» Goal
Each record that follows should be repeated exactly, minus any images.

━━━━━━━━━━

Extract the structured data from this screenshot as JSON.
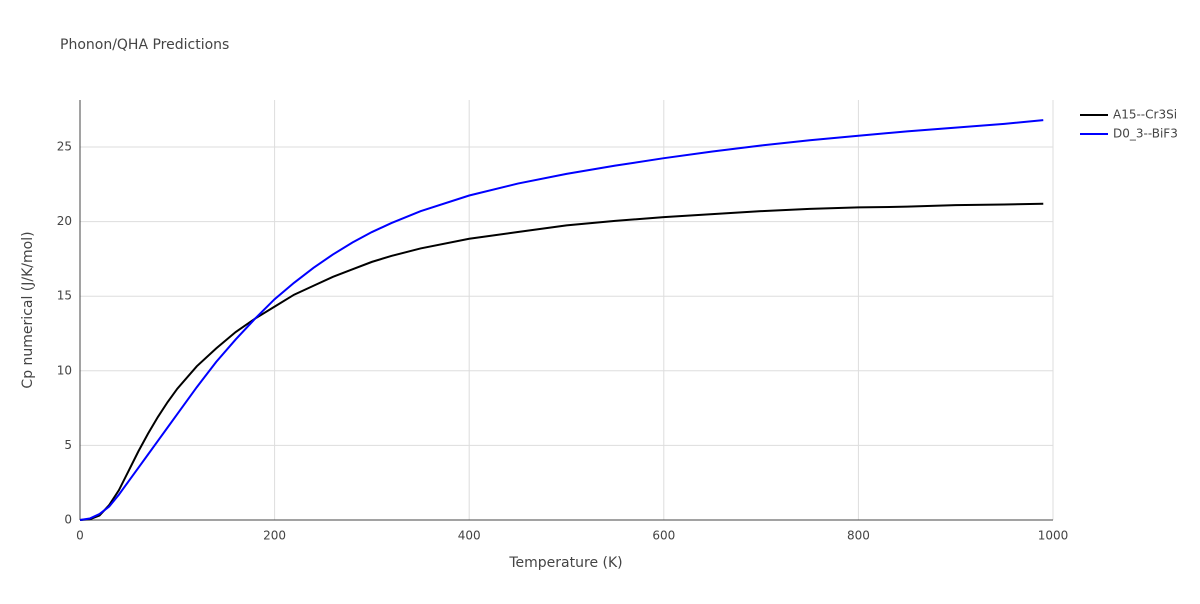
{
  "chart_data": {
    "type": "line",
    "title": "Phonon/QHA Predictions",
    "x_label": "Temperature (K)",
    "y_label": "Cp numerical (J/K/mol)",
    "x": [
      0,
      10,
      20,
      30,
      40,
      50,
      60,
      70,
      80,
      90,
      100,
      120,
      140,
      160,
      180,
      200,
      220,
      240,
      260,
      280,
      300,
      320,
      350,
      400,
      450,
      500,
      550,
      600,
      650,
      700,
      750,
      800,
      850,
      900,
      950,
      990
    ],
    "series": [
      {
        "name": "A15--Cr3Si",
        "color": "#000000",
        "values": [
          0,
          0.05,
          0.3,
          1.0,
          2.0,
          3.3,
          4.6,
          5.8,
          6.9,
          7.9,
          8.8,
          10.3,
          11.5,
          12.6,
          13.5,
          14.3,
          15.1,
          15.7,
          16.3,
          16.8,
          17.3,
          17.7,
          18.2,
          18.85,
          19.3,
          19.75,
          20.05,
          20.3,
          20.5,
          20.7,
          20.85,
          20.95,
          21.0,
          21.1,
          21.15,
          21.2
        ]
      },
      {
        "name": "D0_3--BiF3",
        "color": "#0000ff",
        "values": [
          0,
          0.1,
          0.4,
          0.9,
          1.7,
          2.6,
          3.5,
          4.4,
          5.3,
          6.2,
          7.1,
          8.9,
          10.6,
          12.1,
          13.5,
          14.8,
          15.9,
          16.9,
          17.8,
          18.6,
          19.3,
          19.9,
          20.7,
          21.75,
          22.55,
          23.2,
          23.75,
          24.25,
          24.7,
          25.1,
          25.45,
          25.75,
          26.05,
          26.3,
          26.55,
          26.8
        ]
      }
    ],
    "xlim": [
      0,
      1000
    ],
    "xticks": [
      0,
      200,
      400,
      600,
      800,
      1000
    ],
    "ylim": [
      0,
      28.15
    ],
    "yticks": [
      0,
      5,
      10,
      15,
      20,
      25
    ],
    "grid": true
  }
}
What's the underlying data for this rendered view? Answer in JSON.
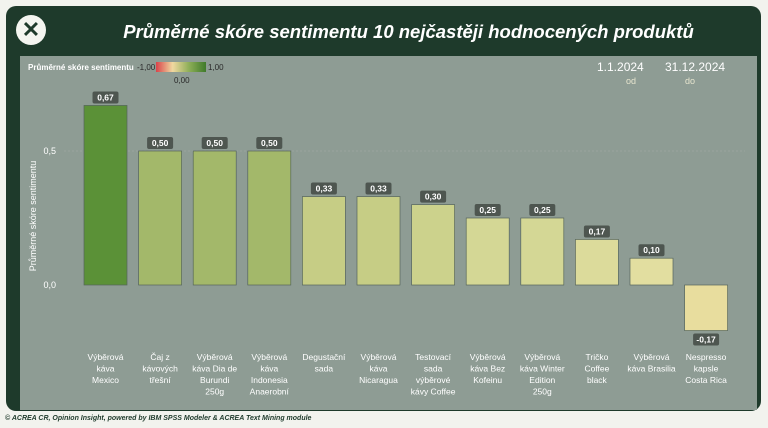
{
  "title": "Průměrné skóre sentimentu 10 nejčastěji hodnocených produktů",
  "legend": {
    "title": "Průměrné skóre sentimentu",
    "min": "-1,00",
    "mid": "0,00",
    "max": "1,00"
  },
  "date_from": {
    "value": "1.1.2024",
    "label": "od"
  },
  "date_to": {
    "value": "31.12.2024",
    "label": "do"
  },
  "footer": "© ACREA CR, Opinion Insight, powered by IBM SPSS Modeler & ACREA Text Mining module",
  "colors": {
    "card": "#1e3a2b",
    "panel": "#8e9c94"
  },
  "chart_data": {
    "type": "bar",
    "ylabel": "Průměrné skóre sentimentu",
    "yticks": [
      {
        "value": 0.5,
        "label": "0,5"
      },
      {
        "value": 0,
        "label": "0,0"
      }
    ],
    "ylim": [
      -0.2,
      0.7
    ],
    "grid": false,
    "categories": [
      [
        "Výběrová",
        "káva",
        "Mexico"
      ],
      [
        "Čaj z",
        "kávových",
        "třešní"
      ],
      [
        "Výběrová",
        "káva Dia de",
        "Burundi",
        "250g"
      ],
      [
        "Výběrová",
        "káva",
        "Indonesia",
        "Anaerobní"
      ],
      [
        "Degustační",
        "sada"
      ],
      [
        "Výběrová",
        "káva",
        "Nicaragua"
      ],
      [
        "Testovací",
        "sada",
        "výběrové",
        "kávy Coffee"
      ],
      [
        "Výběrová",
        "káva Bez",
        "Kofeinu"
      ],
      [
        "Výběrová",
        "káva Winter",
        "Edition",
        "250g"
      ],
      [
        "Tričko",
        "Coffee",
        "black"
      ],
      [
        "Výběrová",
        "káva Brasilia"
      ],
      [
        "Nespresso",
        "kapsle",
        "Costa Rica"
      ]
    ],
    "values": [
      0.67,
      0.5,
      0.5,
      0.5,
      0.33,
      0.33,
      0.3,
      0.25,
      0.25,
      0.17,
      0.1,
      -0.17
    ],
    "value_labels": [
      "0,67",
      "0,50",
      "0,50",
      "0,50",
      "0,33",
      "0,33",
      "0,30",
      "0,25",
      "0,25",
      "0,17",
      "0,10",
      "-0,17"
    ],
    "bar_colors": [
      "#5b9137",
      "#a3b86a",
      "#a3b86a",
      "#a3b86a",
      "#c6cd85",
      "#c6cd85",
      "#ccd28c",
      "#d4d795",
      "#d4d795",
      "#dcdb9b",
      "#e2dea0",
      "#e8dd9e"
    ]
  }
}
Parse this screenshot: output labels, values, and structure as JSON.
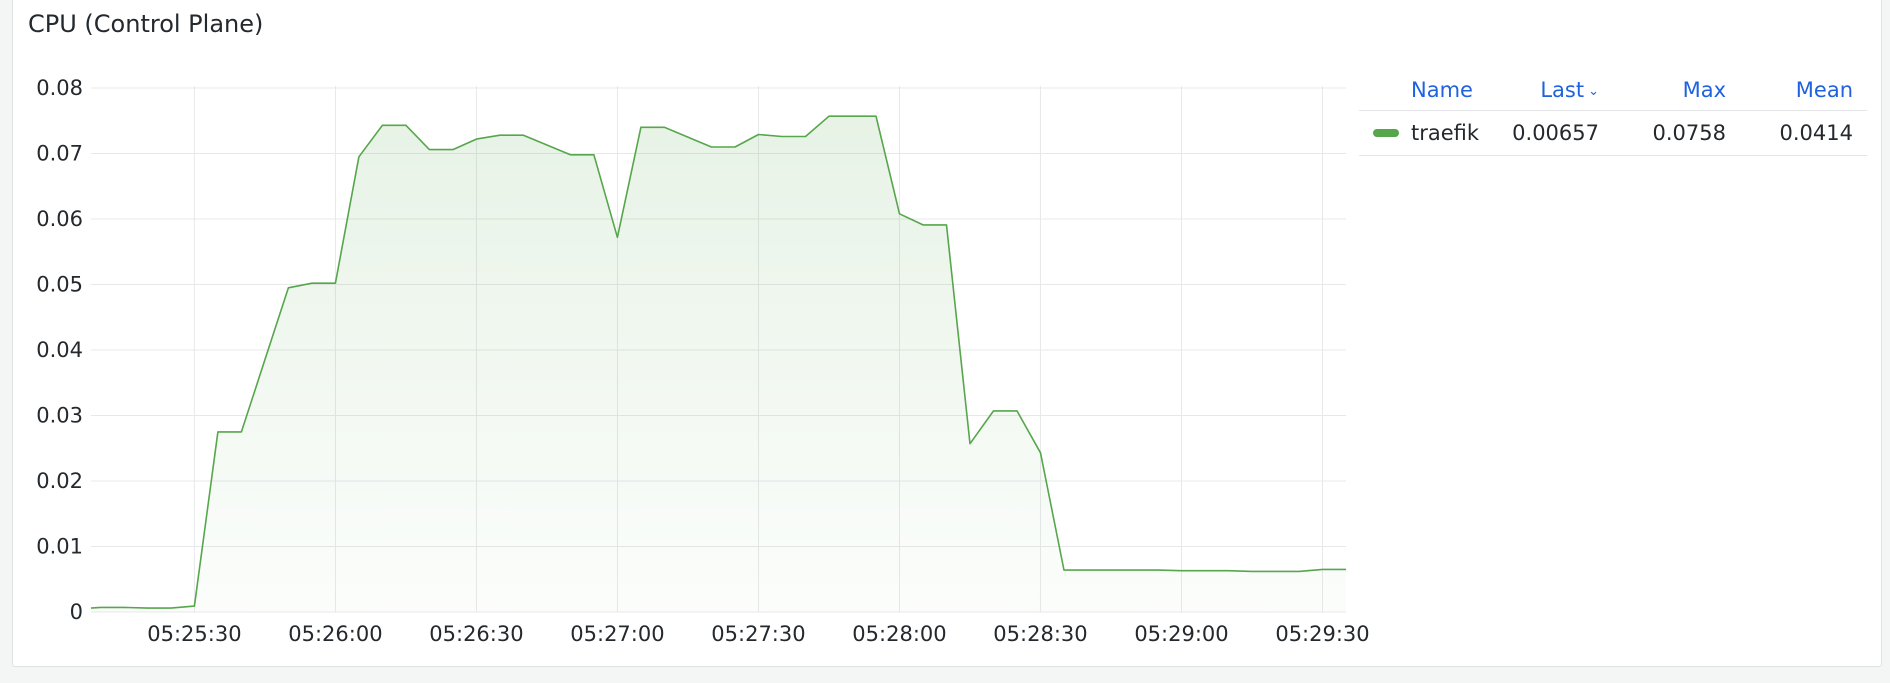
{
  "panel": {
    "title": "CPU (Control Plane)"
  },
  "legend": {
    "headers": {
      "name": "Name",
      "last": "Last",
      "max": "Max",
      "mean": "Mean"
    },
    "sort_icon": "chevron-down-icon",
    "rows": [
      {
        "name": "traefik",
        "last": "0.00657",
        "max": "0.0758",
        "mean": "0.0414",
        "color": "#56a64b"
      }
    ]
  },
  "chart_data": {
    "type": "area",
    "title": "CPU (Control Plane)",
    "xlabel": "",
    "ylabel": "",
    "x_ticks": [
      "05:25:30",
      "05:26:00",
      "05:26:30",
      "05:27:00",
      "05:27:30",
      "05:28:00",
      "05:28:30",
      "05:29:00",
      "05:29:30"
    ],
    "y_ticks": [
      "0",
      "0.01",
      "0.02",
      "0.03",
      "0.04",
      "0.05",
      "0.06",
      "0.07",
      "0.08"
    ],
    "ylim": [
      0,
      0.08
    ],
    "xlim": [
      "05:25:08",
      "05:29:35"
    ],
    "grid": true,
    "legend_position": "right",
    "series": [
      {
        "name": "traefik",
        "color": "#56a64b",
        "x": [
          "05:25:08",
          "05:25:10",
          "05:25:15",
          "05:25:20",
          "05:25:25",
          "05:25:30",
          "05:25:35",
          "05:25:40",
          "05:25:45",
          "05:25:50",
          "05:25:55",
          "05:26:00",
          "05:26:05",
          "05:26:10",
          "05:26:15",
          "05:26:20",
          "05:26:25",
          "05:26:30",
          "05:26:35",
          "05:26:40",
          "05:26:45",
          "05:26:50",
          "05:26:55",
          "05:27:00",
          "05:27:05",
          "05:27:10",
          "05:27:15",
          "05:27:20",
          "05:27:25",
          "05:27:30",
          "05:27:35",
          "05:27:40",
          "05:27:45",
          "05:27:50",
          "05:27:55",
          "05:28:00",
          "05:28:05",
          "05:28:10",
          "05:28:15",
          "05:28:20",
          "05:28:25",
          "05:28:30",
          "05:28:35",
          "05:28:40",
          "05:28:45",
          "05:28:50",
          "05:28:55",
          "05:29:00",
          "05:29:05",
          "05:29:10",
          "05:29:15",
          "05:29:20",
          "05:29:25",
          "05:29:30",
          "05:29:35"
        ],
        "y": [
          0.0006,
          0.0007,
          0.0007,
          0.0006,
          0.0006,
          0.0009,
          0.0275,
          0.0275,
          0.0385,
          0.0495,
          0.0502,
          0.0502,
          0.0695,
          0.0743,
          0.0743,
          0.0706,
          0.0706,
          0.0722,
          0.0728,
          0.0728,
          0.0713,
          0.0698,
          0.0698,
          0.0572,
          0.074,
          0.074,
          0.0725,
          0.071,
          0.071,
          0.0729,
          0.0726,
          0.0726,
          0.0757,
          0.0757,
          0.0757,
          0.0608,
          0.0591,
          0.0591,
          0.0257,
          0.0307,
          0.0307,
          0.0243,
          0.0064,
          0.0064,
          0.0064,
          0.0064,
          0.0064,
          0.0063,
          0.0063,
          0.0063,
          0.0062,
          0.0062,
          0.0062,
          0.0065,
          0.0065
        ]
      }
    ]
  }
}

━━━━━━━━━━

» Reply
Extract the structured data from this screenshot as JSON.
{
  "chart_data": {
    "type": "line",
    "title": "Phonon/QHA Predictions",
    "x_label": "Temperature (K)",
    "y_label": "Cp numerical (J/K/mol)",
    "x": [
      0,
      10,
      20,
      30,
      40,
      50,
      60,
      70,
      80,
      90,
      100,
      120,
      140,
      160,
      180,
      200,
      220,
      240,
      260,
      280,
      300,
      320,
      350,
      400,
      450,
      500,
      550,
      600,
      650,
      700,
      750,
      800,
      850,
      900,
      950,
      990
    ],
    "series": [
      {
        "name": "A15--Cr3Si",
        "color": "#000000",
        "values": [
          0,
          0.05,
          0.3,
          1.0,
          2.0,
          3.3,
          4.6,
          5.8,
          6.9,
          7.9,
          8.8,
          10.3,
          11.5,
          12.6,
          13.5,
          14.3,
          15.1,
          15.7,
          16.3,
          16.8,
          17.3,
          17.7,
          18.2,
          18.85,
          19.3,
          19.75,
          20.05,
          20.3,
          20.5,
          20.7,
          20.85,
          20.95,
          21.0,
          21.1,
          21.15,
          21.2
        ]
      },
      {
        "name": "D0_3--BiF3",
        "color": "#0000ff",
        "values": [
          0,
          0.1,
          0.4,
          0.9,
          1.7,
          2.6,
          3.5,
          4.4,
          5.3,
          6.2,
          7.1,
          8.9,
          10.6,
          12.1,
          13.5,
          14.8,
          15.9,
          16.9,
          17.8,
          18.6,
          19.3,
          19.9,
          20.7,
          21.75,
          22.55,
          23.2,
          23.75,
          24.25,
          24.7,
          25.1,
          25.45,
          25.75,
          26.05,
          26.3,
          26.55,
          26.8
        ]
      }
    ],
    "xlim": [
      0,
      1000
    ],
    "xticks": [
      0,
      200,
      400,
      600,
      800,
      1000
    ],
    "ylim": [
      0,
      28.15
    ],
    "yticks": [
      0,
      5,
      10,
      15,
      20,
      25
    ],
    "grid": true
  }
}
What's the underlying data for this rendered view? Answer in JSON.
{
  "title": "Průměrné skóre sentimentu 10 nejčastěji hodnocených produktů",
  "legend": {
    "title": "Průměrné skóre sentimentu",
    "min": "-1,00",
    "mid": "0,00",
    "max": "1,00"
  },
  "date_from": {
    "value": "1.1.2024",
    "label": "od"
  },
  "date_to": {
    "value": "31.12.2024",
    "label": "do"
  },
  "footer": "© ACREA CR, Opinion Insight, powered by IBM SPSS Modeler & ACREA Text Mining module",
  "colors": {
    "card": "#1e3a2b",
    "panel": "#8e9c94"
  },
  "chart_data": {
    "type": "bar",
    "ylabel": "Průměrné skóre sentimentu",
    "yticks": [
      {
        "value": 0.5,
        "label": "0,5"
      },
      {
        "value": 0,
        "label": "0,0"
      }
    ],
    "ylim": [
      -0.2,
      0.7
    ],
    "grid": false,
    "categories": [
      [
        "Výběrová",
        "káva",
        "Mexico"
      ],
      [
        "Čaj z",
        "kávových",
        "třešní"
      ],
      [
        "Výběrová",
        "káva Dia de",
        "Burundi",
        "250g"
      ],
      [
        "Výběrová",
        "káva",
        "Indonesia",
        "Anaerobní"
      ],
      [
        "Degustační",
        "sada"
      ],
      [
        "Výběrová",
        "káva",
        "Nicaragua"
      ],
      [
        "Testovací",
        "sada",
        "výběrové",
        "kávy Coffee"
      ],
      [
        "Výběrová",
        "káva Bez",
        "Kofeinu"
      ],
      [
        "Výběrová",
        "káva Winter",
        "Edition",
        "250g"
      ],
      [
        "Tričko",
        "Coffee",
        "black"
      ],
      [
        "Výběrová",
        "káva Brasilia"
      ],
      [
        "Nespresso",
        "kapsle",
        "Costa Rica"
      ]
    ],
    "values": [
      0.67,
      0.5,
      0.5,
      0.5,
      0.33,
      0.33,
      0.3,
      0.25,
      0.25,
      0.17,
      0.1,
      -0.17
    ],
    "value_labels": [
      "0,67",
      "0,50",
      "0,50",
      "0,50",
      "0,33",
      "0,33",
      "0,30",
      "0,25",
      "0,25",
      "0,17",
      "0,10",
      "-0,17"
    ],
    "bar_colors": [
      "#5b9137",
      "#a3b86a",
      "#a3b86a",
      "#a3b86a",
      "#c6cd85",
      "#c6cd85",
      "#ccd28c",
      "#d4d795",
      "#d4d795",
      "#dcdb9b",
      "#e2dea0",
      "#e8dd9e"
    ]
  }
}
Parse this screenshot: output labels, values, and structure as JSON.
{
  "panel": {
    "title": "CPU (Control Plane)"
  },
  "legend": {
    "headers": {
      "name": "Name",
      "last": "Last",
      "max": "Max",
      "mean": "Mean"
    },
    "sort_icon": "chevron-down-icon",
    "rows": [
      {
        "name": "traefik",
        "last": "0.00657",
        "max": "0.0758",
        "mean": "0.0414",
        "color": "#56a64b"
      }
    ]
  },
  "chart_data": {
    "type": "area",
    "title": "CPU (Control Plane)",
    "xlabel": "",
    "ylabel": "",
    "x_ticks": [
      "05:25:30",
      "05:26:00",
      "05:26:30",
      "05:27:00",
      "05:27:30",
      "05:28:00",
      "05:28:30",
      "05:29:00",
      "05:29:30"
    ],
    "y_ticks": [
      "0",
      "0.01",
      "0.02",
      "0.03",
      "0.04",
      "0.05",
      "0.06",
      "0.07",
      "0.08"
    ],
    "ylim": [
      0,
      0.08
    ],
    "xlim": [
      "05:25:08",
      "05:29:35"
    ],
    "grid": true,
    "legend_position": "right",
    "series": [
      {
        "name": "traefik",
        "color": "#56a64b",
        "x": [
          "05:25:08",
          "05:25:10",
          "05:25:15",
          "05:25:20",
          "05:25:25",
          "05:25:30",
          "05:25:35",
          "05:25:40",
          "05:25:45",
          "05:25:50",
          "05:25:55",
          "05:26:00",
          "05:26:05",
          "05:26:10",
          "05:26:15",
          "05:26:20",
          "05:26:25",
          "05:26:30",
          "05:26:35",
          "05:26:40",
          "05:26:45",
          "05:26:50",
          "05:26:55",
          "05:27:00",
          "05:27:05",
          "05:27:10",
          "05:27:15",
          "05:27:20",
          "05:27:25",
          "05:27:30",
          "05:27:35",
          "05:27:40",
          "05:27:45",
          "05:27:50",
          "05:27:55",
          "05:28:00",
          "05:28:05",
          "05:28:10",
          "05:28:15",
          "05:28:20",
          "05:28:25",
          "05:28:30",
          "05:28:35",
          "05:28:40",
          "05:28:45",
          "05:28:50",
          "05:28:55",
          "05:29:00",
          "05:29:05",
          "05:29:10",
          "05:29:15",
          "05:29:20",
          "05:29:25",
          "05:29:30",
          "05:29:35"
        ],
        "y": [
          0.0006,
          0.0007,
          0.0007,
          0.0006,
          0.0006,
          0.0009,
          0.0275,
          0.0275,
          0.0385,
          0.0495,
          0.0502,
          0.0502,
          0.0695,
          0.0743,
          0.0743,
          0.0706,
          0.0706,
          0.0722,
          0.0728,
          0.0728,
          0.0713,
          0.0698,
          0.0698,
          0.0572,
          0.074,
          0.074,
          0.0725,
          0.071,
          0.071,
          0.0729,
          0.0726,
          0.0726,
          0.0757,
          0.0757,
          0.0757,
          0.0608,
          0.0591,
          0.0591,
          0.0257,
          0.0307,
          0.0307,
          0.0243,
          0.0064,
          0.0064,
          0.0064,
          0.0064,
          0.0064,
          0.0063,
          0.0063,
          0.0063,
          0.0062,
          0.0062,
          0.0062,
          0.0065,
          0.0065
        ]
      }
    ]
  }
}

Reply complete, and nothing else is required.